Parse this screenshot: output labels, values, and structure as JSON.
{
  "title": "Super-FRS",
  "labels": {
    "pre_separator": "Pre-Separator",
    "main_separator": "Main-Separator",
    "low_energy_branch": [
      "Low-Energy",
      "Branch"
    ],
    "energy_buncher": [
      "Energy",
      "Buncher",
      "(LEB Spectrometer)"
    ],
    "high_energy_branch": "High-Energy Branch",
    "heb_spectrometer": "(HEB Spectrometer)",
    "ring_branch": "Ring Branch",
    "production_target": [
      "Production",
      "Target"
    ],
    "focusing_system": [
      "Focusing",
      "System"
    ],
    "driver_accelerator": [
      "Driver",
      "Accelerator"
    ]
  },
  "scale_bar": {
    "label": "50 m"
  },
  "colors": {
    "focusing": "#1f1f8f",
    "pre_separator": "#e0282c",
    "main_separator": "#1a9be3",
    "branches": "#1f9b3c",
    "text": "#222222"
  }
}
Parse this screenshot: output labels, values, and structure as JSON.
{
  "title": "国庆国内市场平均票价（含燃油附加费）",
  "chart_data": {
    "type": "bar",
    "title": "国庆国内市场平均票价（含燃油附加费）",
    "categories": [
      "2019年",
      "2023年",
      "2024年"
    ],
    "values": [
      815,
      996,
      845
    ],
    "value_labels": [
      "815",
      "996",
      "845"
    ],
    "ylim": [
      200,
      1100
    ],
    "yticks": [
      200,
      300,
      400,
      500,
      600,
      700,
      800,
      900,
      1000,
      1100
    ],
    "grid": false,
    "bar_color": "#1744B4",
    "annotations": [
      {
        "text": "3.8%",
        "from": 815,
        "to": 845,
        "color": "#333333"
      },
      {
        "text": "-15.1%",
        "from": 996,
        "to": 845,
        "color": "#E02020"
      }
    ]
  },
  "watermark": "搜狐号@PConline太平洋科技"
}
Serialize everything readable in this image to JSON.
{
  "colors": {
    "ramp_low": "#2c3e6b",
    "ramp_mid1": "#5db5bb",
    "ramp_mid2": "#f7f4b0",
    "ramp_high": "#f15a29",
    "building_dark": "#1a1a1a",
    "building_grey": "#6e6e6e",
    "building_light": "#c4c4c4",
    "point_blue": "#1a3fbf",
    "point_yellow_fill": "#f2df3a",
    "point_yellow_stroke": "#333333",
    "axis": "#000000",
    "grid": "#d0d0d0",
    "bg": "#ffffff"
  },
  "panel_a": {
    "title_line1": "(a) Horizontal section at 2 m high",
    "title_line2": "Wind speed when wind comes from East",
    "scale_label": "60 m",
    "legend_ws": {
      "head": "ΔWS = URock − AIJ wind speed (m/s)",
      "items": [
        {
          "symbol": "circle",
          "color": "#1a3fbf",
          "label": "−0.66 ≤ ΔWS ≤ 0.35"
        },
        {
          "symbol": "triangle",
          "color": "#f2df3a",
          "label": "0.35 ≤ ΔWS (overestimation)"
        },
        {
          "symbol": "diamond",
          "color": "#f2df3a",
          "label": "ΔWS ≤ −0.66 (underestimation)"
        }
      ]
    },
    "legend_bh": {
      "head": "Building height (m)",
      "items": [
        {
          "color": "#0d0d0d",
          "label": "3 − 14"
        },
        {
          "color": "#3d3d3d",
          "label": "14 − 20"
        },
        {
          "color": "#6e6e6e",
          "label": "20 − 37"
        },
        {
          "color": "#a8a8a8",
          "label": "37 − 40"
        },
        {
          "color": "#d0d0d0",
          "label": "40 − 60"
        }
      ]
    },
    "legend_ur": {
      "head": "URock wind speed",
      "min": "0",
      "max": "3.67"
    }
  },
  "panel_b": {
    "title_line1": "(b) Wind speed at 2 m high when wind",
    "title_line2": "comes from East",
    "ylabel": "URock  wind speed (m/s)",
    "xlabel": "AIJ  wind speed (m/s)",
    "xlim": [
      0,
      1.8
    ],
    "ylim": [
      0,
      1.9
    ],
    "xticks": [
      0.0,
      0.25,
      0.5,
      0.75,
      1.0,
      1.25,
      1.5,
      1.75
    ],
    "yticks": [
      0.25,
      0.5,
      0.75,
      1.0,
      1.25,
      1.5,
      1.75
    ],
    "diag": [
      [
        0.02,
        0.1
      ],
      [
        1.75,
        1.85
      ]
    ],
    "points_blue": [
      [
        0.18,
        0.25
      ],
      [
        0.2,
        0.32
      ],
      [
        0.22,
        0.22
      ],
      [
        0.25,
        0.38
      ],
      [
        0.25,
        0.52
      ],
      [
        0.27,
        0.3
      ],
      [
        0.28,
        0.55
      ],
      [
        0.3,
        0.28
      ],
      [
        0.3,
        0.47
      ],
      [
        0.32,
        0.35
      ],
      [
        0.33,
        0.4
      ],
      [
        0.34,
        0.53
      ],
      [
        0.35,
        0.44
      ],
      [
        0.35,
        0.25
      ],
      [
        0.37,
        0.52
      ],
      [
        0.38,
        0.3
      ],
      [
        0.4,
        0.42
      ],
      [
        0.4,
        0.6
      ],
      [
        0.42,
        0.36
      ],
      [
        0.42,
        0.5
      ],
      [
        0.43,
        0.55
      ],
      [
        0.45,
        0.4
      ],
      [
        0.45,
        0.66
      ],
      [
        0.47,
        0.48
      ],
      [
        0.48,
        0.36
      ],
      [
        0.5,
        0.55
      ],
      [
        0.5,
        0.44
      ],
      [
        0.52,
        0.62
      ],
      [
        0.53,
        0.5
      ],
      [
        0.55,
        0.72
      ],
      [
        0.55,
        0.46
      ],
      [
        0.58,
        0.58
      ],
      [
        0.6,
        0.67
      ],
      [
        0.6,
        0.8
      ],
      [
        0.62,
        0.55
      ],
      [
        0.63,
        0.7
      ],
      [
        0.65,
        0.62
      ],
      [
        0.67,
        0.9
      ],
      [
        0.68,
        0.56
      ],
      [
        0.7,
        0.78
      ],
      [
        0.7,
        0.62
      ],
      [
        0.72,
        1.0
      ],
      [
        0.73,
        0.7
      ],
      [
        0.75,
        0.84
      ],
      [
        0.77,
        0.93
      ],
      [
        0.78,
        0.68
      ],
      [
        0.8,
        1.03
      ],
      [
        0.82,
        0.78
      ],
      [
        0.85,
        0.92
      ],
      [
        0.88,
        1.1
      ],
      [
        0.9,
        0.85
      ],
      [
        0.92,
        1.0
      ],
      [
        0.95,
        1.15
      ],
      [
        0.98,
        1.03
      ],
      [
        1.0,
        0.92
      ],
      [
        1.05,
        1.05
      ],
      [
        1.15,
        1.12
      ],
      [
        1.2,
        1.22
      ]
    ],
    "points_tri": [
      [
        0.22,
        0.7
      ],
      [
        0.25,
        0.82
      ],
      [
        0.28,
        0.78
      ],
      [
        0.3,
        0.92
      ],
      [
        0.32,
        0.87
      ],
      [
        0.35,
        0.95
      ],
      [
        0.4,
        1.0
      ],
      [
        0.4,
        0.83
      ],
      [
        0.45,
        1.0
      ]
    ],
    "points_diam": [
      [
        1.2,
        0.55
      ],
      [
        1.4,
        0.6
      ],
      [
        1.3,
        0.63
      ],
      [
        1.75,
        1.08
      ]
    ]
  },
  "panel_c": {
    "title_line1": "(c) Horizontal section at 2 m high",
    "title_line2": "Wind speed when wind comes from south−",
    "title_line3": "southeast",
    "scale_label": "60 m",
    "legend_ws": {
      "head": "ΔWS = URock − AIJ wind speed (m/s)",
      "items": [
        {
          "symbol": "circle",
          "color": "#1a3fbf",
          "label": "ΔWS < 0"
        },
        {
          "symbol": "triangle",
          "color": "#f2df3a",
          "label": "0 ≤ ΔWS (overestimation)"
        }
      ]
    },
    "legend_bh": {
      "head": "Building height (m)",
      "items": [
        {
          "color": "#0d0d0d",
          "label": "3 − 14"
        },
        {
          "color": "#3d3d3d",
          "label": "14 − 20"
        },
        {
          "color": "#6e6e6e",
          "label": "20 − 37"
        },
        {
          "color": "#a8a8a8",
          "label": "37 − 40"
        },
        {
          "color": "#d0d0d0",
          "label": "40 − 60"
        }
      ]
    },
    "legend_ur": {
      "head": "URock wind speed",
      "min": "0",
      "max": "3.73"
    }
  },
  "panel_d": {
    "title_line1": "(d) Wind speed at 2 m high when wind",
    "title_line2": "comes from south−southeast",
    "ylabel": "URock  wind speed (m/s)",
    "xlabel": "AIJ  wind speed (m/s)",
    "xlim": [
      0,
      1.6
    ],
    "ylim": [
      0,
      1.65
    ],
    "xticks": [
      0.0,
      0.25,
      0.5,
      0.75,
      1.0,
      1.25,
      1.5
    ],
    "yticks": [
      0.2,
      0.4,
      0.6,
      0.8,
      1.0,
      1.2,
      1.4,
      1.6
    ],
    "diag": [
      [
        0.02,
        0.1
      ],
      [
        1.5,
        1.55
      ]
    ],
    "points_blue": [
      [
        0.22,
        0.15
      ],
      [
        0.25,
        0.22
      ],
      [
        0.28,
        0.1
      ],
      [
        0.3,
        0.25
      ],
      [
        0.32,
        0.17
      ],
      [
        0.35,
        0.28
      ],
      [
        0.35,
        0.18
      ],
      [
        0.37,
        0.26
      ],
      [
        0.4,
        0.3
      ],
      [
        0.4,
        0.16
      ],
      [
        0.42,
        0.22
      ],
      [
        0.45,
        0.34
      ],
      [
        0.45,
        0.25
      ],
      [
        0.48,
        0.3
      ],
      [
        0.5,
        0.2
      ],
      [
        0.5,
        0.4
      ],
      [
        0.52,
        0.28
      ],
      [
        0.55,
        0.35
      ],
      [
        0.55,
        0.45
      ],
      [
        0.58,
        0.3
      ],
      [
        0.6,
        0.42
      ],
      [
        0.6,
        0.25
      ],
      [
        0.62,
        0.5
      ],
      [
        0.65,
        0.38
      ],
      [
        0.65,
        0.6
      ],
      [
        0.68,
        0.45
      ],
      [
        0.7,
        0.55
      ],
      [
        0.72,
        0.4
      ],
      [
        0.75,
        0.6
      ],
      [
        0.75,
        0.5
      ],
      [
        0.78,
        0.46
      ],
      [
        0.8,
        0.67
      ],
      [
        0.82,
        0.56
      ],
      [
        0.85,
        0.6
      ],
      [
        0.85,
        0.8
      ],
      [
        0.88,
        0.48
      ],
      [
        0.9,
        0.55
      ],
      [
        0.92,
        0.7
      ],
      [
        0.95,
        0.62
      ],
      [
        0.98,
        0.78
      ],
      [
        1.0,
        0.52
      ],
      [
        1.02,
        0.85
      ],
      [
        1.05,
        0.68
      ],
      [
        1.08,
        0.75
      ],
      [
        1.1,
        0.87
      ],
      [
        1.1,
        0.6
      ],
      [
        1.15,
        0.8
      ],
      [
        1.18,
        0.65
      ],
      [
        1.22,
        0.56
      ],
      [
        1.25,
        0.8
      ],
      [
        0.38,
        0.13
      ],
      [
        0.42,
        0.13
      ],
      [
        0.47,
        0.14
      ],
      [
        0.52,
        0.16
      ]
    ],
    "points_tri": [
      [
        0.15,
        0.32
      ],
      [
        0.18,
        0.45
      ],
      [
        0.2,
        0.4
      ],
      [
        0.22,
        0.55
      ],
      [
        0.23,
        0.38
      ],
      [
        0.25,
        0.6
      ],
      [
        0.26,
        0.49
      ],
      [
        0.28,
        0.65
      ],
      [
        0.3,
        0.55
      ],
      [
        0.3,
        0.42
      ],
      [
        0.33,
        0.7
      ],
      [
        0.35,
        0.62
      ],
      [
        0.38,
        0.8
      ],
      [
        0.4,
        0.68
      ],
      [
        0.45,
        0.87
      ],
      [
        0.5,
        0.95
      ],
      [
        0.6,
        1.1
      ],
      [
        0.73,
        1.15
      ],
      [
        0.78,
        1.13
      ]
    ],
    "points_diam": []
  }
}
┄┄┄┄┄┄
• _Instruction_
Search the entries for the word "overestimation" and copy every line that has it.

• _Answer in full_
          "label": "0.35 ≤ ΔWS (overestimation)"
          "label": "0 ≤ ΔWS (overestimation)"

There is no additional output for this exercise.